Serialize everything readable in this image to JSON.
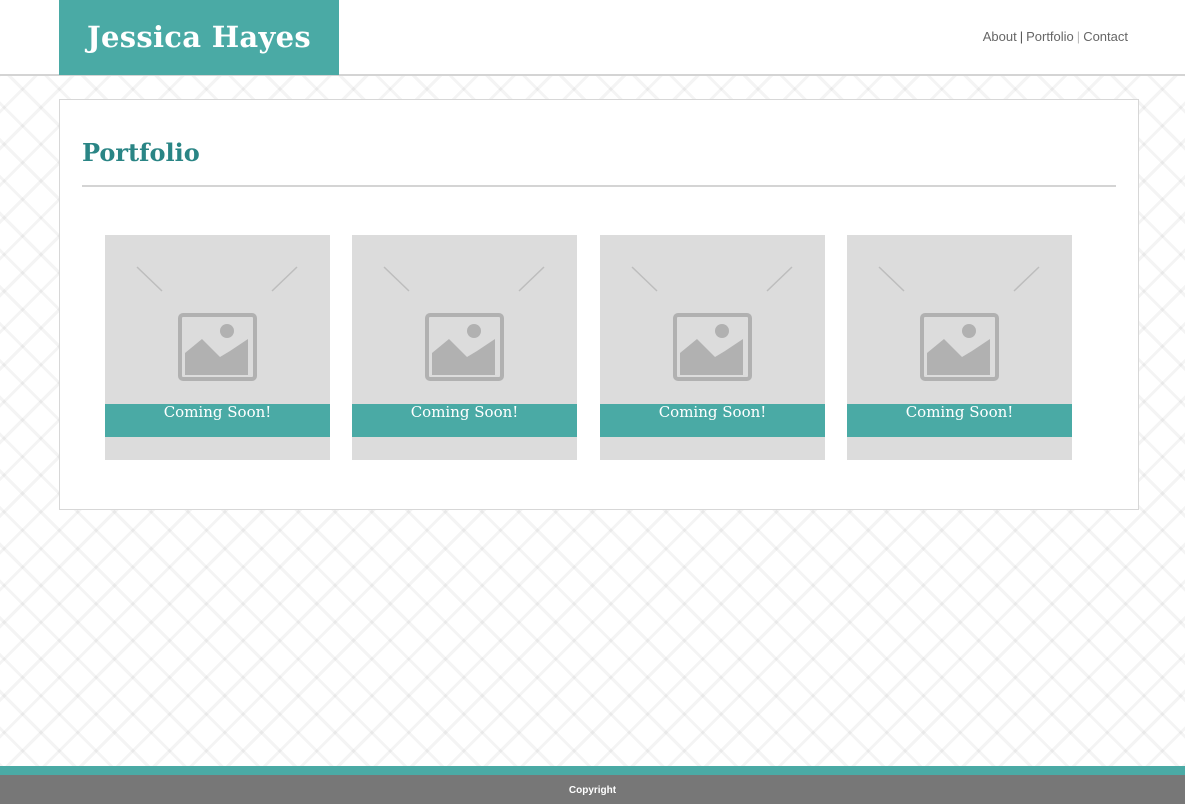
{
  "header": {
    "logo": "Jessica Hayes",
    "nav": [
      {
        "label": "About"
      },
      {
        "label": "Portfolio"
      },
      {
        "label": "Contact"
      }
    ],
    "separator": "|"
  },
  "main": {
    "title": "Portfolio",
    "cards": [
      {
        "caption": "Coming Soon!",
        "icon": "image-placeholder-icon"
      },
      {
        "caption": "Coming Soon!",
        "icon": "image-placeholder-icon"
      },
      {
        "caption": "Coming Soon!",
        "icon": "image-placeholder-icon"
      },
      {
        "caption": "Coming Soon!",
        "icon": "image-placeholder-icon"
      }
    ]
  },
  "footer": {
    "text": "Copyright"
  },
  "colors": {
    "accent": "#4aaaa5",
    "title": "#2a8585",
    "footer": "#777777",
    "card": "#dcdcdc"
  }
}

* [Your objective]: Return all of the entries exactly as written, but drop any pictures they hold.

* [Answer for this exercise]:
Serialize everything readable in this image to JSON.
{
  "header": {
    "logo": "Jessica Hayes",
    "nav": [
      {
        "label": "About"
      },
      {
        "label": "Portfolio"
      },
      {
        "label": "Contact"
      }
    ],
    "separator": "|"
  },
  "main": {
    "title": "Portfolio",
    "cards": [
      {
        "caption": "Coming Soon!",
        "icon": "image-placeholder-icon"
      },
      {
        "caption": "Coming Soon!",
        "icon": "image-placeholder-icon"
      },
      {
        "caption": "Coming Soon!",
        "icon": "image-placeholder-icon"
      },
      {
        "caption": "Coming Soon!",
        "icon": "image-placeholder-icon"
      }
    ]
  },
  "footer": {
    "text": "Copyright"
  },
  "colors": {
    "accent": "#4aaaa5",
    "title": "#2a8585",
    "footer": "#777777",
    "card": "#dcdcdc"
  }
}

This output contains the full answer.